Search the material for the word "VIII" and report each line where it turns up.

INPUT FOR THIS TASK

───

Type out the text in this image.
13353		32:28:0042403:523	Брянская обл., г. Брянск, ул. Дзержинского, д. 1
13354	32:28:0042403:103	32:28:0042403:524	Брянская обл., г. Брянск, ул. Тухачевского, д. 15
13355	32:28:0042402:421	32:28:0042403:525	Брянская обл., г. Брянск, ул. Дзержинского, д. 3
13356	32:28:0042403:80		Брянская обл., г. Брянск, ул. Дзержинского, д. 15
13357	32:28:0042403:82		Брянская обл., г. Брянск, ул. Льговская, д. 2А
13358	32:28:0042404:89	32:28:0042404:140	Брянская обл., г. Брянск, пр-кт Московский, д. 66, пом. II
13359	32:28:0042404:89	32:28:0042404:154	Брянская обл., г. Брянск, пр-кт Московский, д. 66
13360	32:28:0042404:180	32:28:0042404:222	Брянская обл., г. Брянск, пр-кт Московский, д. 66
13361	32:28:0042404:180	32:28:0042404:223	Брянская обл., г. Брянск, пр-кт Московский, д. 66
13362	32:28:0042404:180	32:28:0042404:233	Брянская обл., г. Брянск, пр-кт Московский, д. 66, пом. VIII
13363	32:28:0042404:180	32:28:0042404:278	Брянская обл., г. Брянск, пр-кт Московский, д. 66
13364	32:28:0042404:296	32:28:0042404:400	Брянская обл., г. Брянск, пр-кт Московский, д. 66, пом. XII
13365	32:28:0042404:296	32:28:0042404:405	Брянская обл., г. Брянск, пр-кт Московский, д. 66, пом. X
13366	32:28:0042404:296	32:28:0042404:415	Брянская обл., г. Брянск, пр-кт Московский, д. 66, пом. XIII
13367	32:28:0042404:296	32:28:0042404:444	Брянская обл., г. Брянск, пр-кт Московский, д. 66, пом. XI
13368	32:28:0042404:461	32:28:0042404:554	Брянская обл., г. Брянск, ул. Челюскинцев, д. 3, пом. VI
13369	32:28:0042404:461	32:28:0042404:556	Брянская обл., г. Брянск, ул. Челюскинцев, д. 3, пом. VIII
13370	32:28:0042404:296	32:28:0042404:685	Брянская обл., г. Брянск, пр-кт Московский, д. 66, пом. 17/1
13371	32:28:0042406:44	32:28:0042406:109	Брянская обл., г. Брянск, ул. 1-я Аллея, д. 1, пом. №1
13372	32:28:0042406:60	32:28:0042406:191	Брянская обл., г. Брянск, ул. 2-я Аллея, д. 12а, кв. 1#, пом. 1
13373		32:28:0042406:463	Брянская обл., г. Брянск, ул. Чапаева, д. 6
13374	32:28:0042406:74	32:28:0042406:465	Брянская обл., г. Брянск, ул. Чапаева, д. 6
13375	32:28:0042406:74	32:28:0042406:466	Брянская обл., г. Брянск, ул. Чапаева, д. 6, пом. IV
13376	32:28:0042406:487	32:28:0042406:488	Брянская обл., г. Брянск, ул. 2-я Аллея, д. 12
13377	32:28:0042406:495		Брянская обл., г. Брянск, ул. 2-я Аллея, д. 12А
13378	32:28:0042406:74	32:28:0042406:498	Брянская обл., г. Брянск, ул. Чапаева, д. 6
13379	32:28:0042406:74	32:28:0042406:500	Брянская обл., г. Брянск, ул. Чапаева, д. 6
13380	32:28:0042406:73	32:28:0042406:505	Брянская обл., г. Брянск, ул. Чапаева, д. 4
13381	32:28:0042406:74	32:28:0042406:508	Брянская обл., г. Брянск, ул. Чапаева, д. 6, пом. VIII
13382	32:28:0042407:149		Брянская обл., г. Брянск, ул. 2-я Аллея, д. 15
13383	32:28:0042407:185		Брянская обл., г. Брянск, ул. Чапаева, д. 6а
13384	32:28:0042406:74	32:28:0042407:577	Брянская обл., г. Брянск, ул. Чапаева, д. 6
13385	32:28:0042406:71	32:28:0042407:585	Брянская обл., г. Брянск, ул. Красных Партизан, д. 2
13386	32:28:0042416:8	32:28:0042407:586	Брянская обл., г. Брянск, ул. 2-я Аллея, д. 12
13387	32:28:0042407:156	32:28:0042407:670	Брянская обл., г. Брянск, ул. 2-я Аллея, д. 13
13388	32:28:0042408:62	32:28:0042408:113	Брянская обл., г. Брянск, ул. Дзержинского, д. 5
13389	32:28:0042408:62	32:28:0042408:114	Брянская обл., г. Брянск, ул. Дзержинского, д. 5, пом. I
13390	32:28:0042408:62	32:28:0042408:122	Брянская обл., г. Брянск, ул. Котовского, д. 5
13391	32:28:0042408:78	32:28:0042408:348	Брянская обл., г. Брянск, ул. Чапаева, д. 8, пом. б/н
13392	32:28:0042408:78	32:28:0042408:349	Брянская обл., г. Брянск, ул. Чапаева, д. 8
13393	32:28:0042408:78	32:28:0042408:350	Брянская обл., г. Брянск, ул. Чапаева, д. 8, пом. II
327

───

WRITTEN RESPONSE
13362	32:28:0042404:180	32:28:0042404:233	Брянская обл., г. Брянск, пр-кт Московский, д. 66, пом. VIII
13369	32:28:0042404:461	32:28:0042404:556	Брянская обл., г. Брянск, ул. Челюскинцев, д. 3, пом. VIII
13381	32:28:0042406:74	32:28:0042406:508	Брянская обл., г. Брянск, ул. Чапаева, д. 6, пом. VIII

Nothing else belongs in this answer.